• ENTRIES SUPPLIED:
━━━━━━━━━━━━━━━━━━━━

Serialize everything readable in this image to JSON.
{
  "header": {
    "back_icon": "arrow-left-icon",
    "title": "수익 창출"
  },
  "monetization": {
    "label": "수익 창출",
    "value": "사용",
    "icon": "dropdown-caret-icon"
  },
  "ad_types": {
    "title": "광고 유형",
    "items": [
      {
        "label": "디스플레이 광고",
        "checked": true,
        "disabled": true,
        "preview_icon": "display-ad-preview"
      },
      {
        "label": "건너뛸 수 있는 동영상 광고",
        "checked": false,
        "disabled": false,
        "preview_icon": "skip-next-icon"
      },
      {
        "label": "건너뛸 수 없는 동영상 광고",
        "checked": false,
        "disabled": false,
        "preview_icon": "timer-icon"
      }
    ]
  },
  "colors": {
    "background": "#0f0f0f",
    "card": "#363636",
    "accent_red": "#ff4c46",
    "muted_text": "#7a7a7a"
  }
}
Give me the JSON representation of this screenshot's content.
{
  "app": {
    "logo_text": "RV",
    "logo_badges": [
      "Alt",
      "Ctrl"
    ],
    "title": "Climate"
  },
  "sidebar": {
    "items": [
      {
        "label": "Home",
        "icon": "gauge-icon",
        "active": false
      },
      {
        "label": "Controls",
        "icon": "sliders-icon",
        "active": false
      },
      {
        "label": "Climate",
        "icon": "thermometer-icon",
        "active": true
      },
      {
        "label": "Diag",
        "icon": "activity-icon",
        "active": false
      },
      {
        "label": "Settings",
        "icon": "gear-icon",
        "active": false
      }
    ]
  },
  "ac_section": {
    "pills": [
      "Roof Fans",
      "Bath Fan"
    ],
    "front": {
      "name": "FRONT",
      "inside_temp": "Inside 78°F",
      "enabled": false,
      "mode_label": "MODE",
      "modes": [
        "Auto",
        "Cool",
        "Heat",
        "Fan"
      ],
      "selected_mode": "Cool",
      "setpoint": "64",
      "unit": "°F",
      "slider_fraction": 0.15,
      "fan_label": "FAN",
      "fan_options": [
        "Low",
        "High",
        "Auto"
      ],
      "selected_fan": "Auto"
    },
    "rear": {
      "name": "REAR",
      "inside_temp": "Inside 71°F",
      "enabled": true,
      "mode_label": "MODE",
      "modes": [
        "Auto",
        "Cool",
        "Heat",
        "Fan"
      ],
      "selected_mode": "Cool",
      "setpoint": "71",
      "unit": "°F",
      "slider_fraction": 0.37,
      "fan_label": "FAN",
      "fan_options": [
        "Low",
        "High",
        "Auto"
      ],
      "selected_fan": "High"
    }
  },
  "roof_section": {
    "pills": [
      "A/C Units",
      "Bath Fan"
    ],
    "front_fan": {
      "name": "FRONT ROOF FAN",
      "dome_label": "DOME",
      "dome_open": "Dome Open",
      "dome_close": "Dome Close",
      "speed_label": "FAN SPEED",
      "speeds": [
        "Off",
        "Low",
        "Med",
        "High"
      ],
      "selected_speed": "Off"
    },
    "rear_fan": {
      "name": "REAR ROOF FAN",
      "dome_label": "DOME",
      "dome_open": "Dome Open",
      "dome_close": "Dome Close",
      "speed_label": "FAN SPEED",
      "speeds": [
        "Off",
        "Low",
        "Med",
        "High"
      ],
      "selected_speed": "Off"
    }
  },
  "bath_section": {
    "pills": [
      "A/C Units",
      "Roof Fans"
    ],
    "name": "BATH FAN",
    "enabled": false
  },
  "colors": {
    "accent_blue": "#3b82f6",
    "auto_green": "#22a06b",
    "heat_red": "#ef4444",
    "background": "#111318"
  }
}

━━━━━━━━━━━━━━━━━━━━

Write down every line of the data exactly as it appears above.

• COMPLETE ANSWER:
Serialize everything readable in this image to JSON.
{
  "header": {
    "back_icon": "arrow-left-icon",
    "title": "수익 창출"
  },
  "monetization": {
    "label": "수익 창출",
    "value": "사용",
    "icon": "dropdown-caret-icon"
  },
  "ad_types": {
    "title": "광고 유형",
    "items": [
      {
        "label": "디스플레이 광고",
        "checked": true,
        "disabled": true,
        "preview_icon": "display-ad-preview"
      },
      {
        "label": "건너뛸 수 있는 동영상 광고",
        "checked": false,
        "disabled": false,
        "preview_icon": "skip-next-icon"
      },
      {
        "label": "건너뛸 수 없는 동영상 광고",
        "checked": false,
        "disabled": false,
        "preview_icon": "timer-icon"
      }
    ]
  },
  "colors": {
    "background": "#0f0f0f",
    "card": "#363636",
    "accent_red": "#ff4c46",
    "muted_text": "#7a7a7a"
  }
}
Give me the JSON representation of this screenshot's content.
{
  "app": {
    "logo_text": "RV",
    "logo_badges": [
      "Alt",
      "Ctrl"
    ],
    "title": "Climate"
  },
  "sidebar": {
    "items": [
      {
        "label": "Home",
        "icon": "gauge-icon",
        "active": false
      },
      {
        "label": "Controls",
        "icon": "sliders-icon",
        "active": false
      },
      {
        "label": "Climate",
        "icon": "thermometer-icon",
        "active": true
      },
      {
        "label": "Diag",
        "icon": "activity-icon",
        "active": false
      },
      {
        "label": "Settings",
        "icon": "gear-icon",
        "active": false
      }
    ]
  },
  "ac_section": {
    "pills": [
      "Roof Fans",
      "Bath Fan"
    ],
    "front": {
      "name": "FRONT",
      "inside_temp": "Inside 78°F",
      "enabled": false,
      "mode_label": "MODE",
      "modes": [
        "Auto",
        "Cool",
        "Heat",
        "Fan"
      ],
      "selected_mode": "Cool",
      "setpoint": "64",
      "unit": "°F",
      "slider_fraction": 0.15,
      "fan_label": "FAN",
      "fan_options": [
        "Low",
        "High",
        "Auto"
      ],
      "selected_fan": "Auto"
    },
    "rear": {
      "name": "REAR",
      "inside_temp": "Inside 71°F",
      "enabled": true,
      "mode_label": "MODE",
      "modes": [
        "Auto",
        "Cool",
        "Heat",
        "Fan"
      ],
      "selected_mode": "Cool",
      "setpoint": "71",
      "unit": "°F",
      "slider_fraction": 0.37,
      "fan_label": "FAN",
      "fan_options": [
        "Low",
        "High",
        "Auto"
      ],
      "selected_fan": "High"
    }
  },
  "roof_section": {
    "pills": [
      "A/C Units",
      "Bath Fan"
    ],
    "front_fan": {
      "name": "FRONT ROOF FAN",
      "dome_label": "DOME",
      "dome_open": "Dome Open",
      "dome_close": "Dome Close",
      "speed_label": "FAN SPEED",
      "speeds": [
        "Off",
        "Low",
        "Med",
        "High"
      ],
      "selected_speed": "Off"
    },
    "rear_fan": {
      "name": "REAR ROOF FAN",
      "dome_label": "DOME",
      "dome_open": "Dome Open",
      "dome_close": "Dome Close",
      "speed_label": "FAN SPEED",
      "speeds": [
        "Off",
        "Low",
        "Med",
        "High"
      ],
      "selected_speed": "Off"
    }
  },
  "bath_section": {
    "pills": [
      "A/C Units",
      "Roof Fans"
    ],
    "name": "BATH FAN",
    "enabled": false
  },
  "colors": {
    "accent_blue": "#3b82f6",
    "auto_green": "#22a06b",
    "heat_red": "#ef4444",
    "background": "#111318"
  }
}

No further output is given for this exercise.